Stored items from a collection:
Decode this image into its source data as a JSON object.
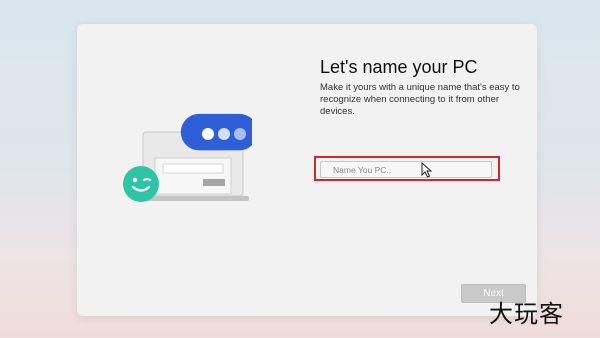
{
  "setup": {
    "title": "Let's name your PC",
    "description": "Make it yours with a unique name that's easy to recognize when connecting to it from other devices.",
    "name_input": {
      "value": "",
      "placeholder": "Name You PC.."
    },
    "next_label": "Next"
  },
  "icons": {
    "illustration": "laptop-with-chat-bubble-illustration",
    "avatar": "winking-face-icon",
    "cursor": "mouse-pointer-icon"
  },
  "watermark": "大玩客",
  "colors": {
    "highlight": "#d4262b",
    "bubble": "#2f5fd6",
    "avatar": "#2ec4a4",
    "button_disabled": "#c9c9c9"
  }
}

GOAL: Drop the pictures and reproduce the rest of the entries above exactly.

OUTPUT OF THE EXERCISE:
Decode this image into its source data as a JSON object.
{
  "setup": {
    "title": "Let's name your PC",
    "description": "Make it yours with a unique name that's easy to recognize when connecting to it from other devices.",
    "name_input": {
      "value": "",
      "placeholder": "Name You PC.."
    },
    "next_label": "Next"
  },
  "icons": {
    "illustration": "laptop-with-chat-bubble-illustration",
    "avatar": "winking-face-icon",
    "cursor": "mouse-pointer-icon"
  },
  "watermark": "大玩客",
  "colors": {
    "highlight": "#d4262b",
    "bubble": "#2f5fd6",
    "avatar": "#2ec4a4",
    "button_disabled": "#c9c9c9"
  }
}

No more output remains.